Task to carry out: Transcribe every line of the records verbatim.

Recorded information:

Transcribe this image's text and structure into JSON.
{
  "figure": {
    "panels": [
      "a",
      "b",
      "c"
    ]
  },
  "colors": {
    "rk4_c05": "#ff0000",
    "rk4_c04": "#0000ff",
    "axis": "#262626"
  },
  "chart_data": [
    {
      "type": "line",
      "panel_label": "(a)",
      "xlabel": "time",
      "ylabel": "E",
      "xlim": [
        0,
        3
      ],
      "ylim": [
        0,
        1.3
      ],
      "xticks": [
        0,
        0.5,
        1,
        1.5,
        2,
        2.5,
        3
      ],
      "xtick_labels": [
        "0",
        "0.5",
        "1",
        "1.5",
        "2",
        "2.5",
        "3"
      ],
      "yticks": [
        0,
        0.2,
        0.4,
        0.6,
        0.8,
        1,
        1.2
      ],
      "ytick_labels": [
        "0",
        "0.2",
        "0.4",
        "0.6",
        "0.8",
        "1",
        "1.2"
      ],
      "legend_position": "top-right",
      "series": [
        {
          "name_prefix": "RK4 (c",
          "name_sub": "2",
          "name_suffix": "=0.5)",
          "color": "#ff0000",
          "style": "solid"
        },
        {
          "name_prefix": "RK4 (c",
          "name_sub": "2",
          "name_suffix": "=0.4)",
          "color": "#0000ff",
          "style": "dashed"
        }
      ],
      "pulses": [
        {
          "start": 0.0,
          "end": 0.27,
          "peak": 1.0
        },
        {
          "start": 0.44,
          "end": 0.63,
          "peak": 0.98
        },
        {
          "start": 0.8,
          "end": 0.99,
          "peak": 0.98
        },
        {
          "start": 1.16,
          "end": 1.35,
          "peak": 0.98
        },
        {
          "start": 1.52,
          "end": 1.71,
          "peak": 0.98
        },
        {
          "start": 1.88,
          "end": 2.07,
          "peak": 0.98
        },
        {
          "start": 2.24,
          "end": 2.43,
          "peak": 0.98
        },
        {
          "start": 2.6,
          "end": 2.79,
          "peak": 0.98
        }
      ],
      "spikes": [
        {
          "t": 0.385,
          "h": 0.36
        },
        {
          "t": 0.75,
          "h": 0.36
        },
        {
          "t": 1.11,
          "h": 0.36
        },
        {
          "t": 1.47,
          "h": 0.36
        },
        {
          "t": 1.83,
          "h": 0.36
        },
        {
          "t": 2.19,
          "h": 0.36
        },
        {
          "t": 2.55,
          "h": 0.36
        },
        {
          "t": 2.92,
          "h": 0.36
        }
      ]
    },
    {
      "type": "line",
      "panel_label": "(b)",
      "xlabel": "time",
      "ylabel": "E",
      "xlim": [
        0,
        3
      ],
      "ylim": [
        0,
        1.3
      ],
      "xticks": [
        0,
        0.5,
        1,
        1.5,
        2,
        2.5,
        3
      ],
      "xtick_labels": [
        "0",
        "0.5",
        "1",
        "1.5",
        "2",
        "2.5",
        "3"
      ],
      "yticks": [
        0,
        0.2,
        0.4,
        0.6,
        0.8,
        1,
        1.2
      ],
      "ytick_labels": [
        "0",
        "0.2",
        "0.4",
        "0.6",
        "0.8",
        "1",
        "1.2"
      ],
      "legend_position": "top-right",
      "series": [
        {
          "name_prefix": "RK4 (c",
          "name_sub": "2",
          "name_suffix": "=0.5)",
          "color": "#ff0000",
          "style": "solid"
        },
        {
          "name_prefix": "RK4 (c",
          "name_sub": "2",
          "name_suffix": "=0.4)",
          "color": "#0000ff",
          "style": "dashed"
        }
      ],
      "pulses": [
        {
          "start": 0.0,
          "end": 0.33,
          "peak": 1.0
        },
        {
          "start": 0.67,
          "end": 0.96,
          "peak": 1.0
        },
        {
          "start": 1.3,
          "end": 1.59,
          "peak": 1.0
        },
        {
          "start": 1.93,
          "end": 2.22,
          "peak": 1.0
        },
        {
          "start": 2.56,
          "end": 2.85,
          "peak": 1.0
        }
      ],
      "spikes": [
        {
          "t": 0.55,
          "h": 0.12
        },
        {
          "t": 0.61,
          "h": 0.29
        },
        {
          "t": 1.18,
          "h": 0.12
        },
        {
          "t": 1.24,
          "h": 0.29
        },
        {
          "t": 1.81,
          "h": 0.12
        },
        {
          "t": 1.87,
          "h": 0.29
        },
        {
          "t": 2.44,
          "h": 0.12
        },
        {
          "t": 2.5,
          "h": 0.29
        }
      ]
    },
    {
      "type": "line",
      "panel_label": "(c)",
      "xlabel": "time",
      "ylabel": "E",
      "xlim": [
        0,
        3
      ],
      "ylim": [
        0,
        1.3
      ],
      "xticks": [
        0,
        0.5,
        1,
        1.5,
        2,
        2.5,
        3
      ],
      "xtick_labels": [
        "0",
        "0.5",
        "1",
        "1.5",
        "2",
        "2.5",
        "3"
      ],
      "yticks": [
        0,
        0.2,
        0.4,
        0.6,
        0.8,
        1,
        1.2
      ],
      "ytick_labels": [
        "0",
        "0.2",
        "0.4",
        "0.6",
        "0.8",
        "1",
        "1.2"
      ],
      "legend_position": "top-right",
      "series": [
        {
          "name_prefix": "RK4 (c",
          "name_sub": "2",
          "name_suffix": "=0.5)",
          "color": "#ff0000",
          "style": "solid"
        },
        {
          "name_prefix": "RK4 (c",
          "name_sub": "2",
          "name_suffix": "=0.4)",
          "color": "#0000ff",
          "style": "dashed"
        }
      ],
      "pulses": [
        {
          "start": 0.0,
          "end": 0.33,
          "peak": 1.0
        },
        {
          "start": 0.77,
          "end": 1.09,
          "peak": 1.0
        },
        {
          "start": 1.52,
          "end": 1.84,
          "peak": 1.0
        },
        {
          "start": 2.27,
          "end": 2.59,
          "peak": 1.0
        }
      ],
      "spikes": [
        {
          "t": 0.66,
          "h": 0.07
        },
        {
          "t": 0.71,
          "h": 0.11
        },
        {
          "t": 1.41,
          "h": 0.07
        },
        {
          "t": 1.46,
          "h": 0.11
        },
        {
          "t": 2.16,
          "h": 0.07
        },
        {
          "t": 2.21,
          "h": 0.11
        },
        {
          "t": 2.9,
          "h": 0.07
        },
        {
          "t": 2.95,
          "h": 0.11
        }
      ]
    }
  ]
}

Full output:
Transcribe this image's text and structure into JSON.
{
  "figure": {
    "panels": [
      "a",
      "b",
      "c"
    ]
  },
  "colors": {
    "rk4_c05": "#ff0000",
    "rk4_c04": "#0000ff",
    "axis": "#262626"
  },
  "chart_data": [
    {
      "type": "line",
      "panel_label": "(a)",
      "xlabel": "time",
      "ylabel": "E",
      "xlim": [
        0,
        3
      ],
      "ylim": [
        0,
        1.3
      ],
      "xticks": [
        0,
        0.5,
        1,
        1.5,
        2,
        2.5,
        3
      ],
      "xtick_labels": [
        "0",
        "0.5",
        "1",
        "1.5",
        "2",
        "2.5",
        "3"
      ],
      "yticks": [
        0,
        0.2,
        0.4,
        0.6,
        0.8,
        1,
        1.2
      ],
      "ytick_labels": [
        "0",
        "0.2",
        "0.4",
        "0.6",
        "0.8",
        "1",
        "1.2"
      ],
      "legend_position": "top-right",
      "series": [
        {
          "name_prefix": "RK4 (c",
          "name_sub": "2",
          "name_suffix": "=0.5)",
          "color": "#ff0000",
          "style": "solid"
        },
        {
          "name_prefix": "RK4 (c",
          "name_sub": "2",
          "name_suffix": "=0.4)",
          "color": "#0000ff",
          "style": "dashed"
        }
      ],
      "pulses": [
        {
          "start": 0.0,
          "end": 0.27,
          "peak": 1.0
        },
        {
          "start": 0.44,
          "end": 0.63,
          "peak": 0.98
        },
        {
          "start": 0.8,
          "end": 0.99,
          "peak": 0.98
        },
        {
          "start": 1.16,
          "end": 1.35,
          "peak": 0.98
        },
        {
          "start": 1.52,
          "end": 1.71,
          "peak": 0.98
        },
        {
          "start": 1.88,
          "end": 2.07,
          "peak": 0.98
        },
        {
          "start": 2.24,
          "end": 2.43,
          "peak": 0.98
        },
        {
          "start": 2.6,
          "end": 2.79,
          "peak": 0.98
        }
      ],
      "spikes": [
        {
          "t": 0.385,
          "h": 0.36
        },
        {
          "t": 0.75,
          "h": 0.36
        },
        {
          "t": 1.11,
          "h": 0.36
        },
        {
          "t": 1.47,
          "h": 0.36
        },
        {
          "t": 1.83,
          "h": 0.36
        },
        {
          "t": 2.19,
          "h": 0.36
        },
        {
          "t": 2.55,
          "h": 0.36
        },
        {
          "t": 2.92,
          "h": 0.36
        }
      ]
    },
    {
      "type": "line",
      "panel_label": "(b)",
      "xlabel": "time",
      "ylabel": "E",
      "xlim": [
        0,
        3
      ],
      "ylim": [
        0,
        1.3
      ],
      "xticks": [
        0,
        0.5,
        1,
        1.5,
        2,
        2.5,
        3
      ],
      "xtick_labels": [
        "0",
        "0.5",
        "1",
        "1.5",
        "2",
        "2.5",
        "3"
      ],
      "yticks": [
        0,
        0.2,
        0.4,
        0.6,
        0.8,
        1,
        1.2
      ],
      "ytick_labels": [
        "0",
        "0.2",
        "0.4",
        "0.6",
        "0.8",
        "1",
        "1.2"
      ],
      "legend_position": "top-right",
      "series": [
        {
          "name_prefix": "RK4 (c",
          "name_sub": "2",
          "name_suffix": "=0.5)",
          "color": "#ff0000",
          "style": "solid"
        },
        {
          "name_prefix": "RK4 (c",
          "name_sub": "2",
          "name_suffix": "=0.4)",
          "color": "#0000ff",
          "style": "dashed"
        }
      ],
      "pulses": [
        {
          "start": 0.0,
          "end": 0.33,
          "peak": 1.0
        },
        {
          "start": 0.67,
          "end": 0.96,
          "peak": 1.0
        },
        {
          "start": 1.3,
          "end": 1.59,
          "peak": 1.0
        },
        {
          "start": 1.93,
          "end": 2.22,
          "peak": 1.0
        },
        {
          "start": 2.56,
          "end": 2.85,
          "peak": 1.0
        }
      ],
      "spikes": [
        {
          "t": 0.55,
          "h": 0.12
        },
        {
          "t": 0.61,
          "h": 0.29
        },
        {
          "t": 1.18,
          "h": 0.12
        },
        {
          "t": 1.24,
          "h": 0.29
        },
        {
          "t": 1.81,
          "h": 0.12
        },
        {
          "t": 1.87,
          "h": 0.29
        },
        {
          "t": 2.44,
          "h": 0.12
        },
        {
          "t": 2.5,
          "h": 0.29
        }
      ]
    },
    {
      "type": "line",
      "panel_label": "(c)",
      "xlabel": "time",
      "ylabel": "E",
      "xlim": [
        0,
        3
      ],
      "ylim": [
        0,
        1.3
      ],
      "xticks": [
        0,
        0.5,
        1,
        1.5,
        2,
        2.5,
        3
      ],
      "xtick_labels": [
        "0",
        "0.5",
        "1",
        "1.5",
        "2",
        "2.5",
        "3"
      ],
      "yticks": [
        0,
        0.2,
        0.4,
        0.6,
        0.8,
        1,
        1.2
      ],
      "ytick_labels": [
        "0",
        "0.2",
        "0.4",
        "0.6",
        "0.8",
        "1",
        "1.2"
      ],
      "legend_position": "top-right",
      "series": [
        {
          "name_prefix": "RK4 (c",
          "name_sub": "2",
          "name_suffix": "=0.5)",
          "color": "#ff0000",
          "style": "solid"
        },
        {
          "name_prefix": "RK4 (c",
          "name_sub": "2",
          "name_suffix": "=0.4)",
          "color": "#0000ff",
          "style": "dashed"
        }
      ],
      "pulses": [
        {
          "start": 0.0,
          "end": 0.33,
          "peak": 1.0
        },
        {
          "start": 0.77,
          "end": 1.09,
          "peak": 1.0
        },
        {
          "start": 1.52,
          "end": 1.84,
          "peak": 1.0
        },
        {
          "start": 2.27,
          "end": 2.59,
          "peak": 1.0
        }
      ],
      "spikes": [
        {
          "t": 0.66,
          "h": 0.07
        },
        {
          "t": 0.71,
          "h": 0.11
        },
        {
          "t": 1.41,
          "h": 0.07
        },
        {
          "t": 1.46,
          "h": 0.11
        },
        {
          "t": 2.16,
          "h": 0.07
        },
        {
          "t": 2.21,
          "h": 0.11
        },
        {
          "t": 2.9,
          "h": 0.07
        },
        {
          "t": 2.95,
          "h": 0.11
        }
      ]
    }
  ]
}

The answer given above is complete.